WHAT IS NEEDED:
Find each line with "text" and copy it.

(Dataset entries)
** START **
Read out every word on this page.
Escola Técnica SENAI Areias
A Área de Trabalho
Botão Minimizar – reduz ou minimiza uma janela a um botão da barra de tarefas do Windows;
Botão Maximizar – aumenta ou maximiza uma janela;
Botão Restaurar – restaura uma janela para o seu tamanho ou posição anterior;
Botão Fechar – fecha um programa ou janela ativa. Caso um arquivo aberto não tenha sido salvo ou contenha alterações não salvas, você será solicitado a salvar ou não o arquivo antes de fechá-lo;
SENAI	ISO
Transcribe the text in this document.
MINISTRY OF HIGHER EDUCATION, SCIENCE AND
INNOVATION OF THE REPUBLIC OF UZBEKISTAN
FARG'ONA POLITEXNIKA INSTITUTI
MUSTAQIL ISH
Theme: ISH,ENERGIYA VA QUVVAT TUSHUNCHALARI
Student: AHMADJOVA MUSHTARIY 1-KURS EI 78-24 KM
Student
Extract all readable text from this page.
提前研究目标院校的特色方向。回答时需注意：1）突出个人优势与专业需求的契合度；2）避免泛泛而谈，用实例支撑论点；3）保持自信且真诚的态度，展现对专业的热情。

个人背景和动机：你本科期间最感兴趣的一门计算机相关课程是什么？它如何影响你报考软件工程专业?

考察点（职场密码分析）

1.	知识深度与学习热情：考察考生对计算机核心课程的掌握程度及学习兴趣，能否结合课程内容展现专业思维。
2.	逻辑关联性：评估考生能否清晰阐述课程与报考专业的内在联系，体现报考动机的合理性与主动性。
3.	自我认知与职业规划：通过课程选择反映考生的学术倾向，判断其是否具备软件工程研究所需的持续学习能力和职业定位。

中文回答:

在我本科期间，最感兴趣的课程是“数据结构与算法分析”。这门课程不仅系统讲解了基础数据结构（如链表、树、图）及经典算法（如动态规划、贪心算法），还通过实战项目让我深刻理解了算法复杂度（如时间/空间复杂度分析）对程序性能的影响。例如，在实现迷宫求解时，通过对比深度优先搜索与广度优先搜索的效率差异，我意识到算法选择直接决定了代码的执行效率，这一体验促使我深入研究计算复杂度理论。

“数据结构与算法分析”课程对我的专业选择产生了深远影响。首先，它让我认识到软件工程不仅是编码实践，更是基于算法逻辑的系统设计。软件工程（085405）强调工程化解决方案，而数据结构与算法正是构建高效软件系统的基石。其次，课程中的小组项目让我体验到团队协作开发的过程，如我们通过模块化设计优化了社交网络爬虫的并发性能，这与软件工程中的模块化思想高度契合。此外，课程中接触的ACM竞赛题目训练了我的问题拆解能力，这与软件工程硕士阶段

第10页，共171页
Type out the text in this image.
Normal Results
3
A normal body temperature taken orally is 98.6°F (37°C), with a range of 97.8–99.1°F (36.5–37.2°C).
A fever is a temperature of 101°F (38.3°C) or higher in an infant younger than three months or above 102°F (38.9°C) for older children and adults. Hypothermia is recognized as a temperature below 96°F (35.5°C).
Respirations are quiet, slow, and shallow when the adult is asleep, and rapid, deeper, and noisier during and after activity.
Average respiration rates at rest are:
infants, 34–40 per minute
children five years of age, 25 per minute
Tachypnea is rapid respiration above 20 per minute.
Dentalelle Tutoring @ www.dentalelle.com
** END **
WRITTEN SOLUTION:
Transcribe the text in this document.
Extract all readable text from this page.
Type out the text in this image.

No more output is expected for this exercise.